Gather up every line from the entries below that uses the word "Maximum".

RECORDS PROVIDED:
+--

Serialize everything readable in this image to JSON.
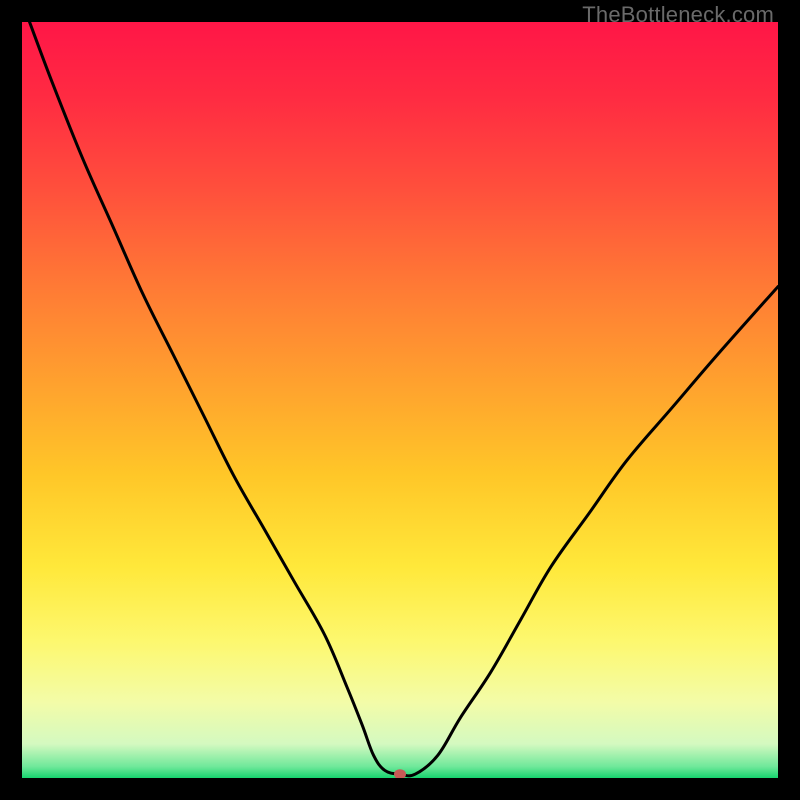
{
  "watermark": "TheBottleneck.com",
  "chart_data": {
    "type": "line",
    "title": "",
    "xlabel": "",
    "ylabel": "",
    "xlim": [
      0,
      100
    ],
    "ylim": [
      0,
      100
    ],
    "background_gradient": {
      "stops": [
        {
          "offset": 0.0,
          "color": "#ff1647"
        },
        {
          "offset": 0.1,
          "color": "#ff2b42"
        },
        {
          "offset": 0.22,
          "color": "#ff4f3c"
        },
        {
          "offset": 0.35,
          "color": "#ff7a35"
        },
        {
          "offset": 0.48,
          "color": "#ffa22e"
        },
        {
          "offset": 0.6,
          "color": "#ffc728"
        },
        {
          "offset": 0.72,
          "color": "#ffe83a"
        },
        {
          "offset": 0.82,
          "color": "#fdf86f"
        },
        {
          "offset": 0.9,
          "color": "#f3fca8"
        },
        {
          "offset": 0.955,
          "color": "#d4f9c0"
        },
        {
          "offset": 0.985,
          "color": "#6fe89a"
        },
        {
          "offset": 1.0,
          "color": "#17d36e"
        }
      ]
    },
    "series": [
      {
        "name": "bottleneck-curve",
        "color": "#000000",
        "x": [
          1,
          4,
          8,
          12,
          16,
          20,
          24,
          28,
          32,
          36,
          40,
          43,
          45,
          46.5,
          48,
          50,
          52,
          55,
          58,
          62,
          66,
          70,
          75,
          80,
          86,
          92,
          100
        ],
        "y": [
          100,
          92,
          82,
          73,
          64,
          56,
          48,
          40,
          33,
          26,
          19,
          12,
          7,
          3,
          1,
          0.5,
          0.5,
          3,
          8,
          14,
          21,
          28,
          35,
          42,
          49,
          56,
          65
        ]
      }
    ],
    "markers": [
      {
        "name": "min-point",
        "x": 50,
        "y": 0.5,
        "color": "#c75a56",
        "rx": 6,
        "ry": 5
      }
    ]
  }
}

+--

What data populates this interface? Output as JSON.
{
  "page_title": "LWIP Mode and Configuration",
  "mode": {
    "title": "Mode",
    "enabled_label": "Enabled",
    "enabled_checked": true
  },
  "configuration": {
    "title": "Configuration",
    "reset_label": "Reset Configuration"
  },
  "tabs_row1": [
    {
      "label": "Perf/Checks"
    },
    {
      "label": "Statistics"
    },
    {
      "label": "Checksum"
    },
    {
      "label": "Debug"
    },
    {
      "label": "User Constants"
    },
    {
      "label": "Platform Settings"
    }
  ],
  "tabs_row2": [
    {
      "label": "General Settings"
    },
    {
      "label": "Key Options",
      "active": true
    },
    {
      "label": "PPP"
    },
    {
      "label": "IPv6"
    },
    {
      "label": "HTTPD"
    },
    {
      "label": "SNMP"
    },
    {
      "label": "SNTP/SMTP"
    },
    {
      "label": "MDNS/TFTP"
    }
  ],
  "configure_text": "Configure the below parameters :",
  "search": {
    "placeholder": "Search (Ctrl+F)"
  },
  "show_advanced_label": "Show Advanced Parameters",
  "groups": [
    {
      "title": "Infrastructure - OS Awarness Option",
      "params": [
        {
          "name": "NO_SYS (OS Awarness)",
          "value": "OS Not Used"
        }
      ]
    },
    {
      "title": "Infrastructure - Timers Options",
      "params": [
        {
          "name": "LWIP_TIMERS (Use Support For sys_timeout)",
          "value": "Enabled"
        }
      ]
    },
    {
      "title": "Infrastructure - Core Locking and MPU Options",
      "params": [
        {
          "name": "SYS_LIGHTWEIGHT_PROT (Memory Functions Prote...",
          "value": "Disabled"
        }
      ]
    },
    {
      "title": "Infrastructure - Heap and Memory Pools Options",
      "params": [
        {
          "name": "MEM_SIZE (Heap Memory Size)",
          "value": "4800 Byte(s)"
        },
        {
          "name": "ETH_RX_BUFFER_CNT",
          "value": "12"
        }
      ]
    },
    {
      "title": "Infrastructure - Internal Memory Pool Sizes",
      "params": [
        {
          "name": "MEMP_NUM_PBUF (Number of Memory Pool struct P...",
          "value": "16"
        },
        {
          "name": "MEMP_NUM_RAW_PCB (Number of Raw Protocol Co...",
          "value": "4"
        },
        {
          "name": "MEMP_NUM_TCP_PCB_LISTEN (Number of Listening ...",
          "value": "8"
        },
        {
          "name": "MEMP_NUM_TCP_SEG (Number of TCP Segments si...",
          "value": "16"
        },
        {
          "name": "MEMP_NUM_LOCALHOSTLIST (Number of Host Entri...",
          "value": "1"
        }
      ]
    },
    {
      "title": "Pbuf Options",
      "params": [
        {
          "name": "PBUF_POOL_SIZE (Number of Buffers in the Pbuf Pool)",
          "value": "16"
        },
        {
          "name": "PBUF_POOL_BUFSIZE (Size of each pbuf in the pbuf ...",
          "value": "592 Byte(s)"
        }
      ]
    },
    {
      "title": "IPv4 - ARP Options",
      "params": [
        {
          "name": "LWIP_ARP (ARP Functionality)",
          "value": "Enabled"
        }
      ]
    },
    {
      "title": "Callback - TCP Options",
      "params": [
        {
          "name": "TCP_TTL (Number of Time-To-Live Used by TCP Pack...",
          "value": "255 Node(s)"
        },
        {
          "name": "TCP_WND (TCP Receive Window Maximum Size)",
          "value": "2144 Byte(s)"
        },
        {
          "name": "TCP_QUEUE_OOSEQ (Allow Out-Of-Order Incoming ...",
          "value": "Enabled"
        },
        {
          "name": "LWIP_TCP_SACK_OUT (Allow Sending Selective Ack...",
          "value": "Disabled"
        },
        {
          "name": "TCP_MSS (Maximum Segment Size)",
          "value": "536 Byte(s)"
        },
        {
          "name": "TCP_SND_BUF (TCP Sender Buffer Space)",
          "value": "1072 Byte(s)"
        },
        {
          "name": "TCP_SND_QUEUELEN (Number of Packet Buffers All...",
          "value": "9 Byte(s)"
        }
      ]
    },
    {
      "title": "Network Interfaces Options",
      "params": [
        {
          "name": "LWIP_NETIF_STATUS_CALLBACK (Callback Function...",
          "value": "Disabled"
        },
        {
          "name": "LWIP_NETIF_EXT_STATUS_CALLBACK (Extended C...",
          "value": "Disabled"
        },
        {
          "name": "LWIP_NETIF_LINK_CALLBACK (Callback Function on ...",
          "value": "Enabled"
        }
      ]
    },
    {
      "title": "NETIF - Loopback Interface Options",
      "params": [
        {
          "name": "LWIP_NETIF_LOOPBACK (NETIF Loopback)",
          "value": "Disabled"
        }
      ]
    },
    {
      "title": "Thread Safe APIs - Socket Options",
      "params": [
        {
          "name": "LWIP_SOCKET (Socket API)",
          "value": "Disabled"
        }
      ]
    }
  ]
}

+--

COMPLETE RESPONSE:
          "name": "TCP_WND (TCP Receive Window Maximum Size)",
          "name": "TCP_MSS (Maximum Segment Size)",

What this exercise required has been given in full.